| Supplied information |
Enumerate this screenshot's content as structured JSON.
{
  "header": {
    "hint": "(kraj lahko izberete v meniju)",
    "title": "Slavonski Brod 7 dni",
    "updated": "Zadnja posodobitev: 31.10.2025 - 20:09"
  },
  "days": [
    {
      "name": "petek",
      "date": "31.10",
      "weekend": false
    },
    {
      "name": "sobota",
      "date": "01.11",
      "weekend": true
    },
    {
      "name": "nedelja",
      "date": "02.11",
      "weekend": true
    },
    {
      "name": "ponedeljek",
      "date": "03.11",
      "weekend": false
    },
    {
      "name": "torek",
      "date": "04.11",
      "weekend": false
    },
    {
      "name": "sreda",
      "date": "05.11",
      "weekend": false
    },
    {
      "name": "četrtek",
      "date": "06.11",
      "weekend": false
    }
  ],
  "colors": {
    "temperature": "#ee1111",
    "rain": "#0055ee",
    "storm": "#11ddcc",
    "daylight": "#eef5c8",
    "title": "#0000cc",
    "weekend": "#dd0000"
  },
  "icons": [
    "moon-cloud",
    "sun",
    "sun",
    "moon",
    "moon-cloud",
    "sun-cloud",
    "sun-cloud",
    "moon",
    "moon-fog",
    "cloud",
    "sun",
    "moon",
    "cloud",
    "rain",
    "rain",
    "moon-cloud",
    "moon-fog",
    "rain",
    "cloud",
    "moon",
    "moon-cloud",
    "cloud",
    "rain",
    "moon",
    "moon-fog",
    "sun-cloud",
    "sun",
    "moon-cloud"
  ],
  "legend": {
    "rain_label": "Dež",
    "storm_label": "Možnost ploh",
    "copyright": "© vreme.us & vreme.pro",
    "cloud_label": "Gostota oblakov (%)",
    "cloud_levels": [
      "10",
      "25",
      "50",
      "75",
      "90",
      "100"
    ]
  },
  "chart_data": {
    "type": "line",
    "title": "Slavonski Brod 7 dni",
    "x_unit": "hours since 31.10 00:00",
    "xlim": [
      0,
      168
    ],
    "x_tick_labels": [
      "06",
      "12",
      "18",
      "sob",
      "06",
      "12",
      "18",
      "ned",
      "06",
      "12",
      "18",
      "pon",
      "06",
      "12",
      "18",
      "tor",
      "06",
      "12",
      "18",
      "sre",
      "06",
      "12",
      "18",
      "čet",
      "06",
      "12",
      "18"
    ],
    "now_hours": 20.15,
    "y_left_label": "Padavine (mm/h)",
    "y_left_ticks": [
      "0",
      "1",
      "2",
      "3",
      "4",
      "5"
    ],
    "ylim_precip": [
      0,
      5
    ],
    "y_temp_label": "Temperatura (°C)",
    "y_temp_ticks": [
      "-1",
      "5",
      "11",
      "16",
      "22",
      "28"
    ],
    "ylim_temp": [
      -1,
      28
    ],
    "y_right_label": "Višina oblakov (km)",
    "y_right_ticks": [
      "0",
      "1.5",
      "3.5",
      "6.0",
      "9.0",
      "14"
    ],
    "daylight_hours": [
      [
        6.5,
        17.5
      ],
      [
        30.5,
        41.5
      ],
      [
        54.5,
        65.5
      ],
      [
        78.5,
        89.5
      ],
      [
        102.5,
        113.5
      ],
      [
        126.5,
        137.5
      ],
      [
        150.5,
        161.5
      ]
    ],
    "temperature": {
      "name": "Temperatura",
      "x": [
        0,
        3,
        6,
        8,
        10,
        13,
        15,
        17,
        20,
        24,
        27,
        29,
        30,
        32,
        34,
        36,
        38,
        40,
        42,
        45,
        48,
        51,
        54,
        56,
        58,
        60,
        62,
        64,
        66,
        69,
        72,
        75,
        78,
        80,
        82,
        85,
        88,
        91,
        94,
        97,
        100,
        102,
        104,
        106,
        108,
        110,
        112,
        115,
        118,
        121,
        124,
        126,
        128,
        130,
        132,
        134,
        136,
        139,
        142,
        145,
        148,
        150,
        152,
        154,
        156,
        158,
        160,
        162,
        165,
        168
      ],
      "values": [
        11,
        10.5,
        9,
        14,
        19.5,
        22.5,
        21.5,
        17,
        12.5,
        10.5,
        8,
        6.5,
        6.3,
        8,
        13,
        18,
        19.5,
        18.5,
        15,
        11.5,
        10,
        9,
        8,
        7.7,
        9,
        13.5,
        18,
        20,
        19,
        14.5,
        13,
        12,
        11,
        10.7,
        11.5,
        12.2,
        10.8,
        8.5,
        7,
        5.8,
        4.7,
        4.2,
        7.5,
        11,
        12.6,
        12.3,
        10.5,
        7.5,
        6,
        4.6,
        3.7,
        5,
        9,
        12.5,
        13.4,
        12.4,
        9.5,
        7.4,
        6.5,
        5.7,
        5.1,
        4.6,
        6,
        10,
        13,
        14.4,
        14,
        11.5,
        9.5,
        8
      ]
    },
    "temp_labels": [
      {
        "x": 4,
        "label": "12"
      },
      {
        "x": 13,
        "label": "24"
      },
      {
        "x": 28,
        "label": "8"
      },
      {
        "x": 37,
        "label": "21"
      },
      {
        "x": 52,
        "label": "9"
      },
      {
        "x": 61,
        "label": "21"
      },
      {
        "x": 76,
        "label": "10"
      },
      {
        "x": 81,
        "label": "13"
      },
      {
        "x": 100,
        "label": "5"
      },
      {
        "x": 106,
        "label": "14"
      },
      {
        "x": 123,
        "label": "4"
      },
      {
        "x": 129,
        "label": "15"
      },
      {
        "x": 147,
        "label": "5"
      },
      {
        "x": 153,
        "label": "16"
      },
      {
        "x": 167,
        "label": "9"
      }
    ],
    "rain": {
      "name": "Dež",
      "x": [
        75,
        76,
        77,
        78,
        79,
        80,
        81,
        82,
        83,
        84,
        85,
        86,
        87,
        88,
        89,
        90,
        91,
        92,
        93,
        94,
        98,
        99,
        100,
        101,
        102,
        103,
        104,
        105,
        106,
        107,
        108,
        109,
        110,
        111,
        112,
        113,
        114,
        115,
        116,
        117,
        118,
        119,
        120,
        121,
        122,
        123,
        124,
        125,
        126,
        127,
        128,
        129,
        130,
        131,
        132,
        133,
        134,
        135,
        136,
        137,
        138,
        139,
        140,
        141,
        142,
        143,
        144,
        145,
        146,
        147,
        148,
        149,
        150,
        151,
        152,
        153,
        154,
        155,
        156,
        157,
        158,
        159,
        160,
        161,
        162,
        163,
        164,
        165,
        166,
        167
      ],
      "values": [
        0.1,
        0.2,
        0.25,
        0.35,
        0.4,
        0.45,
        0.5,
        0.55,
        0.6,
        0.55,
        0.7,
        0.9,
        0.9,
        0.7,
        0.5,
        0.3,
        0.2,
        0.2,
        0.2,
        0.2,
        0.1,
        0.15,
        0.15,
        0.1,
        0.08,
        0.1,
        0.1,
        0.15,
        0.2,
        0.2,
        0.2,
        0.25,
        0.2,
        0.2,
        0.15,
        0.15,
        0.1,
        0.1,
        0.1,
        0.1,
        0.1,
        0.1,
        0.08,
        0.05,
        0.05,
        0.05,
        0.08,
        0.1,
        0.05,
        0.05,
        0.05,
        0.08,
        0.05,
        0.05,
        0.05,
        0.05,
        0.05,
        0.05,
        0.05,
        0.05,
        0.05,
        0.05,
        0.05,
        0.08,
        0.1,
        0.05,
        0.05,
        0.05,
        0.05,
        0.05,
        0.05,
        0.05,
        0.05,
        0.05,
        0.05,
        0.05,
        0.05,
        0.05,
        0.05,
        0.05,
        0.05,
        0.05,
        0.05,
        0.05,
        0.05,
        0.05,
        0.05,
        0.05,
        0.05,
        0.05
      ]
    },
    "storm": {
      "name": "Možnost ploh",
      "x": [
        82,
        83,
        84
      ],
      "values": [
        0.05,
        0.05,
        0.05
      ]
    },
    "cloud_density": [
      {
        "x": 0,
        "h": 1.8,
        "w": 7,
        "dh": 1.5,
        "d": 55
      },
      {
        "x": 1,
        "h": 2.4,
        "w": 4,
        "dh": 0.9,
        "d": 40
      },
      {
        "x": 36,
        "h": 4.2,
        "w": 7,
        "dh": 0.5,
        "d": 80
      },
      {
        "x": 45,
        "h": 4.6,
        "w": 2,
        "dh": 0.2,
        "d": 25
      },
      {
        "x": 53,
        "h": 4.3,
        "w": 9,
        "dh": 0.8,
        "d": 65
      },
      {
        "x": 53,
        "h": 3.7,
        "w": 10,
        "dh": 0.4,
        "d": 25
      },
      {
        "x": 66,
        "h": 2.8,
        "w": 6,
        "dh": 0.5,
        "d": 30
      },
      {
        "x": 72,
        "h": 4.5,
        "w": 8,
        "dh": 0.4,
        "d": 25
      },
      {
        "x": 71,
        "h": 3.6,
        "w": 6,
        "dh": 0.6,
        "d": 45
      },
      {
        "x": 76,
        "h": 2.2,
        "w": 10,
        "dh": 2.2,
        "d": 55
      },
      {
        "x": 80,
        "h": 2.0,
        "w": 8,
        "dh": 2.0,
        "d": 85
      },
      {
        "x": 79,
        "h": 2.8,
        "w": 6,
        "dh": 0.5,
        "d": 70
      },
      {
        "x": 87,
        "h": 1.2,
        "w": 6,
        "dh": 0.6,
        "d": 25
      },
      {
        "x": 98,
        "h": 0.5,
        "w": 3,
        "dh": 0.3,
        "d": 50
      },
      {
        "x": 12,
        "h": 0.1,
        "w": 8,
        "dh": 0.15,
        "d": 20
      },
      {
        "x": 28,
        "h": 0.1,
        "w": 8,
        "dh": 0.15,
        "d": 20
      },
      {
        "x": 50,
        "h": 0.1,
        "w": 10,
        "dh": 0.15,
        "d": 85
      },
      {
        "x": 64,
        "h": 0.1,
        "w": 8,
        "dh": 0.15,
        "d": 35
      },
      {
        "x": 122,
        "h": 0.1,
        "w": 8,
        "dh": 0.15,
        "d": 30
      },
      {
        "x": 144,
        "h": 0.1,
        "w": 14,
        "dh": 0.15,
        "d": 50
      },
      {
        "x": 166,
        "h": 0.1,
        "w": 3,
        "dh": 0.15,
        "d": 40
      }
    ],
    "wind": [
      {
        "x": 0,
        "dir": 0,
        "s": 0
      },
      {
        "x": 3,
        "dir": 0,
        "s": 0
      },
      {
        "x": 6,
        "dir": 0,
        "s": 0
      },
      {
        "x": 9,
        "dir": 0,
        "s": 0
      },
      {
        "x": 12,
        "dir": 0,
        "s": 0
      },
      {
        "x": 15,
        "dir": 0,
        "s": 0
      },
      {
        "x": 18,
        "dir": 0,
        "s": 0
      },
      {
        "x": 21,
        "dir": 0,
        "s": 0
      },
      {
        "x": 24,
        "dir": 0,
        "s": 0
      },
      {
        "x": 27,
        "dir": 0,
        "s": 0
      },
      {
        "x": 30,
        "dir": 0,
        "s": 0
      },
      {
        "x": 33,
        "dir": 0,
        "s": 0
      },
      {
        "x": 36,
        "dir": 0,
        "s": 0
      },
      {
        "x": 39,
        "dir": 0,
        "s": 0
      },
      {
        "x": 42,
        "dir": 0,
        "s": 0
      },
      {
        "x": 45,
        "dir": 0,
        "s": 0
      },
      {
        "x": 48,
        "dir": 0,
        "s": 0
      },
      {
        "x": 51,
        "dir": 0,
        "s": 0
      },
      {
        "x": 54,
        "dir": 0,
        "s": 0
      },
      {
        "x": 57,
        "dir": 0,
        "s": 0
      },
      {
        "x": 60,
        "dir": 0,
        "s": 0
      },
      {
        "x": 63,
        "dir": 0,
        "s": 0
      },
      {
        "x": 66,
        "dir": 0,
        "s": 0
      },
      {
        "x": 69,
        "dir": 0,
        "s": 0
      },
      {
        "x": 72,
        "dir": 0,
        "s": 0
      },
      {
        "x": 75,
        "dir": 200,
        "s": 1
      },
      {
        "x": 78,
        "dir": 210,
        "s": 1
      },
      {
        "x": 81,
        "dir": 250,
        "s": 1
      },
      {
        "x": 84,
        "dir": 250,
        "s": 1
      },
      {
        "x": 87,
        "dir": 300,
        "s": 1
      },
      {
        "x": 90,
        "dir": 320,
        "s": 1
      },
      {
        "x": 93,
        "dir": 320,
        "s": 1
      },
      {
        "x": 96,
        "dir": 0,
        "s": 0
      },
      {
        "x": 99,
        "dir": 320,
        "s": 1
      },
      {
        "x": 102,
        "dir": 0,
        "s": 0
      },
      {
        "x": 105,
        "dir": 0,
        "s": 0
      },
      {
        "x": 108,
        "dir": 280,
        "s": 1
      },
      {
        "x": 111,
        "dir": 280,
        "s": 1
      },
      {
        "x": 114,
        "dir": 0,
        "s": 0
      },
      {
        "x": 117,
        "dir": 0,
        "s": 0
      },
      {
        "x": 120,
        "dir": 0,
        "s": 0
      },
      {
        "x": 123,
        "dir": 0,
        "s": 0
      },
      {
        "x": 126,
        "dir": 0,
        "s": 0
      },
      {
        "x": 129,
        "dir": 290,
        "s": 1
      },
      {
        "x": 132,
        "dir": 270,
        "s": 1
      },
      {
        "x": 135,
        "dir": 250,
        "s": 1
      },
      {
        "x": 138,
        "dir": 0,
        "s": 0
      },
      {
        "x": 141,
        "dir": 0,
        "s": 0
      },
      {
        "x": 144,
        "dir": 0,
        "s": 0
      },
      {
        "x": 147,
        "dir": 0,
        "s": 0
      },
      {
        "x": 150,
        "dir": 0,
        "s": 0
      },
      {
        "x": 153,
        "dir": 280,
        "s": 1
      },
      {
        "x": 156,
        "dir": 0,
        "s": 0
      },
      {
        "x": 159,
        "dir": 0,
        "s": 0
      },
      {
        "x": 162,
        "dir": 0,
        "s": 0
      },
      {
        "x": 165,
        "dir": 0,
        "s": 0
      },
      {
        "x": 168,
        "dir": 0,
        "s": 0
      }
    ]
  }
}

| Problem |
Only lines with the string "ploh" belong in your answer; copy each one.

| Correct output |
    "storm_label": "Možnost ploh",
      "name": "Možnost ploh",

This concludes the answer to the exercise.